╭──

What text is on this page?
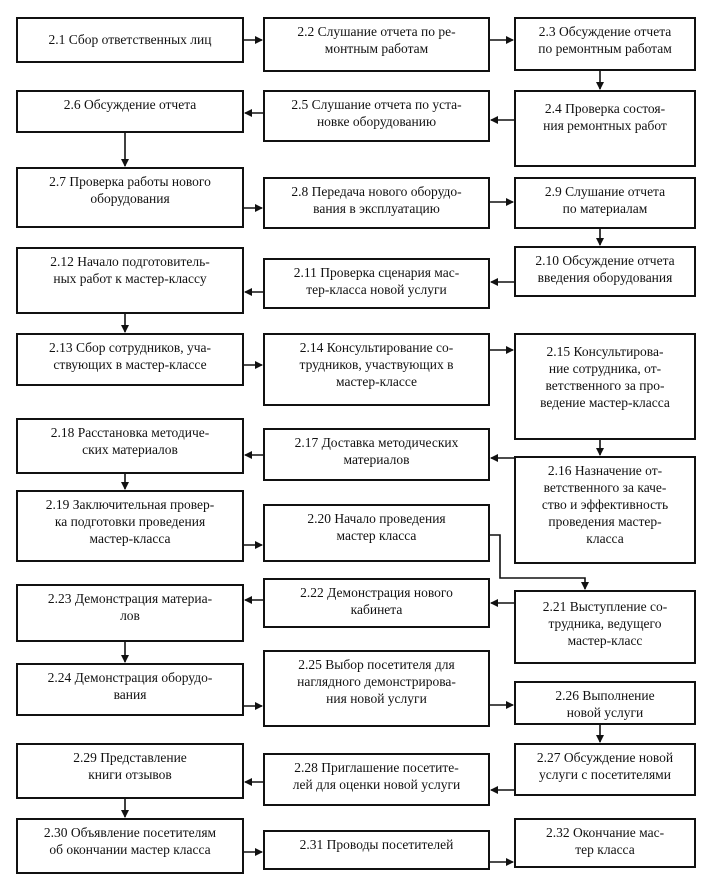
2.1 Сбор ответственных лиц
2.2 Слушание отчета по ре-
монтным работам
2.3 Обсуждение отчета
по ремонтным работам
2.6 Обсуждение отчета	2.5 Слушание отчета по уста-
новке оборудованию
2.4 Проверка состоя-
ния ремонтных работ
2.7 Проверка работы нового
оборудования	2.8 Передача нового оборудо-
вания в эксплуатацию
2.9 Слушание отчета
по материалам
2.12 Начало подготовитель-
ных работ к мастер-классу	2.11 Проверка сценария мас-
тер-класса новой услуги
2.10 Обсуждение отчета
введения оборудования
2.13 Сбор сотрудников, уча-
ствующих в мастер-классе
2.14 Консультирование со-
трудников, участвующих в
мастер-классе
2.15 Консультирова-
ние сотрудника, от-
ветственного за про-
ведение мастер-класса
2.18 Расстановка методиче-
ских материалов	2.17 Доставка методических
материалов
2.16 Назначение от-
ветственного за каче-
ство и эффективность
проведения мастер-
класса
2.19 Заключительная провер-
ка подготовки проведения
мастер-класса
2.20 Начало проведения
мастер класса
2.23 Демонстрация материа-
лов
2.22 Демонстрация нового
кабинета	2.21 Выступление со-
трудника, ведущего
мастер-класс
2.24 Демонстрация оборудо-
вания
2.25 Выбор посетителя для
наглядного демонстрирова-
ния новой услуги	2.26 Выполнение
новой услуги
2.29 Представление
книги отзывов	2.28 Приглашение посетите-
лей для оценки новой услуги
2.27 Обсуждение новой
услуги с посетителями
2.30 Объявление посетителям
об окончании мастер класса	2.31 Проводы посетителей
2.32 Окончание мас-
тер класса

╰──

| Problem requirements |
Where a line in the entries holds the word "проведения", copy that line.

| Exercise response |
проведения мастер-
ка подготовки проведения
2.20 Начало проведения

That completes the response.